Passage given:
Title 18Crimes and Criminal ProcedureRelease 119-73

§649 Custodians failing to deposit moneys; persons affected

Title 18 › Part PART I— - CRIMES › Chapter CHAPTER 31— - EMBEZZLEMENT AND THEFT › § 649

Last updated Apr 6, 2026|Official source

Summary

If a person has U.S. government money and is told by the Secretary of the Treasury, a head of another federal agency, or the Government Accountability Office to deposit it with the Treasurer or a public depositary and does not, they commit embezzlement. They can be fined under federal law or fined the amount taken (the larger amount), jailed up to 10 years, or both; if the amount is $1,000 or less, jail is up to 1 year. Sections 643, 648, 650, 653 and this section apply to anyone who keeps, transfers, or pays out public money, no matter what their job title is.

Full Legal Text

Title 18, §649

Crimes and Criminal Procedure — Source: USLM XML via OLRC

(a)Whoever, having money of the United States in his possession or under his control, fails to deposit it with the Treasurer or some public depositary of the United States, when required so to do by the Secretary of the Treasury or the head of any other proper department or agency or by the Government Accountability Office, is guilty of embezzlement, and shall be fined under this title or in a sum equal to the amount of money embezzled, whichever is greater, or imprisoned not more than ten years, or both; but if the amount embezzled is $1,000 or less, he shall be fined under this title or imprisoned not more than one year, or both.
(b)This section and section 643, 648, 650 and 653 of this title shall apply to all persons charged with the safe-keeping, transfer, or disbursement of the public money, whether such persons be charged as receivers or depositaries of the same.

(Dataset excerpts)

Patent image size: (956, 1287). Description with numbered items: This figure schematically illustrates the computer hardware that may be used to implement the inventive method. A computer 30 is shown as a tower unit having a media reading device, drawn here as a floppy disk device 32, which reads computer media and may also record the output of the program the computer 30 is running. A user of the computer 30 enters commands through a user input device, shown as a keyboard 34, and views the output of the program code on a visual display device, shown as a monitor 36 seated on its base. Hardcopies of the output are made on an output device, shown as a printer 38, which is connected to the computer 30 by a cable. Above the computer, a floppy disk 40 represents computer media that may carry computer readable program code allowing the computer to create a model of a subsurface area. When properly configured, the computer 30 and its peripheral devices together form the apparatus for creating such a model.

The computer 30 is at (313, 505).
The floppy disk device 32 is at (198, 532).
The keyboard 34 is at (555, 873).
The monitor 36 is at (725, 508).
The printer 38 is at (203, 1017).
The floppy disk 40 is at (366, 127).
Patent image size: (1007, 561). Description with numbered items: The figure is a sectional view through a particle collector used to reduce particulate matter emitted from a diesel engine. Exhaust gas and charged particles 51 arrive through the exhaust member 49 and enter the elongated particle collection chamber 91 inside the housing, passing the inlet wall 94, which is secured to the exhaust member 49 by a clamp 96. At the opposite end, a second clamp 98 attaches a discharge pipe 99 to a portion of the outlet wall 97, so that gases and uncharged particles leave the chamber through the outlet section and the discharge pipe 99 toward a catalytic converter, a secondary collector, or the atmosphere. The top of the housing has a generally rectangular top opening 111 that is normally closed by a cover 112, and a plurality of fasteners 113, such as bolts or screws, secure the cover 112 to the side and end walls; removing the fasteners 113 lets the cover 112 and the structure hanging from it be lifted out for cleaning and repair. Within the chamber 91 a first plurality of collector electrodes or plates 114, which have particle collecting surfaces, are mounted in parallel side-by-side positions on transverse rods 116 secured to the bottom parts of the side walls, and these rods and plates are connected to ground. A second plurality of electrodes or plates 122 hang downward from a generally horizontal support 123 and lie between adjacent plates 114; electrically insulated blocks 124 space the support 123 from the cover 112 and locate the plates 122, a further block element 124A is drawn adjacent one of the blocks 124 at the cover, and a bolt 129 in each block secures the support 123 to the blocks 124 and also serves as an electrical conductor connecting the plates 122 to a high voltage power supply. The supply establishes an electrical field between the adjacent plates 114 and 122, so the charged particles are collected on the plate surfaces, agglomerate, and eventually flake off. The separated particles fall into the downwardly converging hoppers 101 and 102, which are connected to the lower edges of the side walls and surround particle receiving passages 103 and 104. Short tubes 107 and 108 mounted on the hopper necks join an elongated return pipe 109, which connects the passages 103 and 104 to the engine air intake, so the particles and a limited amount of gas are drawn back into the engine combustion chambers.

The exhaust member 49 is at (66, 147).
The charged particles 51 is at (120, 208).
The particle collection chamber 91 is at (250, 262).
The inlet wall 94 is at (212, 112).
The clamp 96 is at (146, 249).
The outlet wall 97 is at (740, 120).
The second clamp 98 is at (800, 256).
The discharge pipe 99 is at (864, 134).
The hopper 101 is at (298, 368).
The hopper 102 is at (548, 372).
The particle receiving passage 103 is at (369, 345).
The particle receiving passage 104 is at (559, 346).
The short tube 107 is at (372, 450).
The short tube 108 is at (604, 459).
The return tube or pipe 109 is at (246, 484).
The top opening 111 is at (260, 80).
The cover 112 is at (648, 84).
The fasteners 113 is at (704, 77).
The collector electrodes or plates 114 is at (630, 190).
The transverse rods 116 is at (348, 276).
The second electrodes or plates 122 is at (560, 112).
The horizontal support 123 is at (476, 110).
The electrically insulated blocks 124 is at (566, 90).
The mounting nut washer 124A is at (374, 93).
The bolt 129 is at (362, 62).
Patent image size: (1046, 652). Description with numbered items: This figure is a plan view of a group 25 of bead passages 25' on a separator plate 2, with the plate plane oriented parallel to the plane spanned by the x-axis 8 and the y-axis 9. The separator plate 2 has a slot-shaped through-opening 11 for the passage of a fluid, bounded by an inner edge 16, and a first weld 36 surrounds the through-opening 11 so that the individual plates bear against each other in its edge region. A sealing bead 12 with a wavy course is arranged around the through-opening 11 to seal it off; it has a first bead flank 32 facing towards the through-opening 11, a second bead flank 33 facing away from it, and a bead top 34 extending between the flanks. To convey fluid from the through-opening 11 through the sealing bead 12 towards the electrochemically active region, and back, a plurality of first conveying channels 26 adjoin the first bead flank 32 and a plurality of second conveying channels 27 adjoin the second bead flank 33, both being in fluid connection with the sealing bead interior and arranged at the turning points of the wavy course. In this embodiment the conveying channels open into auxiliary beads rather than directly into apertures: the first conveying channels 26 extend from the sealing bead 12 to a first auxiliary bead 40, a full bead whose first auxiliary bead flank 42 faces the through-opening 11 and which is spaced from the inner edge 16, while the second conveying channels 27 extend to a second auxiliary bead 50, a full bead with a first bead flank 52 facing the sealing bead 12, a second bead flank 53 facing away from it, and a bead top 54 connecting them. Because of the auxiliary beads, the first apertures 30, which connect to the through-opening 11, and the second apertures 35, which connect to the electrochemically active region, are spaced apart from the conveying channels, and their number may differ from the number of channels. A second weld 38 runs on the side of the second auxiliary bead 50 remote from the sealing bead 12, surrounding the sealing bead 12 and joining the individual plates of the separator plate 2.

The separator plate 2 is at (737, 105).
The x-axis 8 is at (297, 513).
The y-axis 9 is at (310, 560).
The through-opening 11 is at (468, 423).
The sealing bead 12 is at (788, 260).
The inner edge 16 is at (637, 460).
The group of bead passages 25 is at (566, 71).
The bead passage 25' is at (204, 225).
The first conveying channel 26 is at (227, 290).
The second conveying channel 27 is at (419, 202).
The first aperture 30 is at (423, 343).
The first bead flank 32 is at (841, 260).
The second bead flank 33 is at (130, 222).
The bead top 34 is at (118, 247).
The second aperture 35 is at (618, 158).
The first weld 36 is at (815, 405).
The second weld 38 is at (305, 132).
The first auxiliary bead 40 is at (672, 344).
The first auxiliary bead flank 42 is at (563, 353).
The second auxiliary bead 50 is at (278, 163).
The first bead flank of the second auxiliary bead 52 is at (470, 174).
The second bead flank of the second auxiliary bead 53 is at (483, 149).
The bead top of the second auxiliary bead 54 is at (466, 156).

Task list:
(A) Under the statute on custodians who fail to deposit United States money, what is the longest prison term when the amount embezzled is $1,000 or less?
(B) Write what follows subsection (b) in the statute on custodians who fail to deposit United States money.

Final answers:
(A) Not more than one year.

(B)
Legislative History

Notes & Related Subsidiaries

Historical and Revision Notes

Based on title 18, U.S.C., 1940 ed., §§ 177, 178 (Mar. 4, 1909, ch. 321, §§ 91, 92, 35 Stat. 1105;
May 29, 1920, ch. 214, § 1, 41 Stat. 654;
June 10, 1921, ch. 18, § 304, 42 Stat. 24). Sections were consolidated. Words “or agency” were inserted after “department”. See definition of “agency” in section 6 of this title. Mandatory punishment provisions made in alternative. The smaller punishment for an offense involving $100 or less was inserted. (See reviser’s notes under section 641, 645 of this title.) Minor changes were made in phraseology.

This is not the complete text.